-- begin Working data --

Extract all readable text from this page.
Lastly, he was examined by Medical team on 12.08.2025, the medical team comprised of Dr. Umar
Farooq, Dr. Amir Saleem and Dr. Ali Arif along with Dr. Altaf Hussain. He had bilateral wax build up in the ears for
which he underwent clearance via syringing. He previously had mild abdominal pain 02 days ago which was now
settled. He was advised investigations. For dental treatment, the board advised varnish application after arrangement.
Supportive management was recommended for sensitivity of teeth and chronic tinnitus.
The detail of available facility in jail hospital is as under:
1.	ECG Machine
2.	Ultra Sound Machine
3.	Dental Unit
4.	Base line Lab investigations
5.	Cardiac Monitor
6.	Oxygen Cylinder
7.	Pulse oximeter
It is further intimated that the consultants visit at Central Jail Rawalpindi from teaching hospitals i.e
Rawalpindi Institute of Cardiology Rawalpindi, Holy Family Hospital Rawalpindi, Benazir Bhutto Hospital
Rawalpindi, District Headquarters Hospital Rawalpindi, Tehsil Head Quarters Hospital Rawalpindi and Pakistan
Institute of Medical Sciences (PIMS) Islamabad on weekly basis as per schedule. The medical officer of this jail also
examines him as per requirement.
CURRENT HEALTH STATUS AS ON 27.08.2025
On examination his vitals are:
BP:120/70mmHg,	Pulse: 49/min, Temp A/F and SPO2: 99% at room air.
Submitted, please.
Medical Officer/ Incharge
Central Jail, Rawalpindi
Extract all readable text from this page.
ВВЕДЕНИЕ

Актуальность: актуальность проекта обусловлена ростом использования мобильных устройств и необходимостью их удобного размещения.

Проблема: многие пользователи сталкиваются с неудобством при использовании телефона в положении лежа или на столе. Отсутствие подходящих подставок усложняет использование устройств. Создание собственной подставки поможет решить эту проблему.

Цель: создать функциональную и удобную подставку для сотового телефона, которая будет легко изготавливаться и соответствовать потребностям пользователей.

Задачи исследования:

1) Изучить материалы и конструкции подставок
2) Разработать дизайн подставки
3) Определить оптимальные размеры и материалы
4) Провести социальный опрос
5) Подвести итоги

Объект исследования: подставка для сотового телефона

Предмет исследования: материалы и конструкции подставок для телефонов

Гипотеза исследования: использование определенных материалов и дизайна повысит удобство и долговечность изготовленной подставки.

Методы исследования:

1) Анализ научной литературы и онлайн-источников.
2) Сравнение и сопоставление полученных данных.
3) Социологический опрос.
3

-- end Working data --

Stated exercise
Return all of the data precisely as it appears.

Expected output
Extract all readable text from this page.
Lastly, he was examined by Medical team on 12.08.2025, the medical team comprised of Dr. Umar
Farooq, Dr. Amir Saleem and Dr. Ali Arif along with Dr. Altaf Hussain. He had bilateral wax build up in the ears for
which he underwent clearance via syringing. He previously had mild abdominal pain 02 days ago which was now
settled. He was advised investigations. For dental treatment, the board advised varnish application after arrangement.
Supportive management was recommended for sensitivity of teeth and chronic tinnitus.
The detail of available facility in jail hospital is as under:
1.	ECG Machine
2.	Ultra Sound Machine
3.	Dental Unit
4.	Base line Lab investigations
5.	Cardiac Monitor
6.	Oxygen Cylinder
7.	Pulse oximeter
It is further intimated that the consultants visit at Central Jail Rawalpindi from teaching hospitals i.e
Rawalpindi Institute of Cardiology Rawalpindi, Holy Family Hospital Rawalpindi, Benazir Bhutto Hospital
Rawalpindi, District Headquarters Hospital Rawalpindi, Tehsil Head Quarters Hospital Rawalpindi and Pakistan
Institute of Medical Sciences (PIMS) Islamabad on weekly basis as per schedule. The medical officer of this jail also
examines him as per requirement.
CURRENT HEALTH STATUS AS ON 27.08.2025
On examination his vitals are:
BP:120/70mmHg,	Pulse: 49/min, Temp A/F and SPO2: 99% at room air.
Submitted, please.
Medical Officer/ Incharge
Central Jail, Rawalpindi
Extract all readable text from this page.
ВВЕДЕНИЕ

Актуальность: актуальность проекта обусловлена ростом использования мобильных устройств и необходимостью их удобного размещения.

Проблема: многие пользователи сталкиваются с неудобством при использовании телефона в положении лежа или на столе. Отсутствие подходящих подставок усложняет использование устройств. Создание собственной подставки поможет решить эту проблему.

Цель: создать функциональную и удобную подставку для сотового телефона, которая будет легко изготавливаться и соответствовать потребностям пользователей.

Задачи исследования:

1) Изучить материалы и конструкции подставок
2) Разработать дизайн подставки
3) Определить оптимальные размеры и материалы
4) Провести социальный опрос
5) Подвести итоги

Объект исследования: подставка для сотового телефона

Предмет исследования: материалы и конструкции подставок для телефонов

Гипотеза исследования: использование определенных материалов и дизайна повысит удобство и долговечность изготовленной подставки.

Методы исследования:

1) Анализ научной литературы и онлайн-источников.
2) Сравнение и сопоставление полученных данных.
3) Социологический опрос.
3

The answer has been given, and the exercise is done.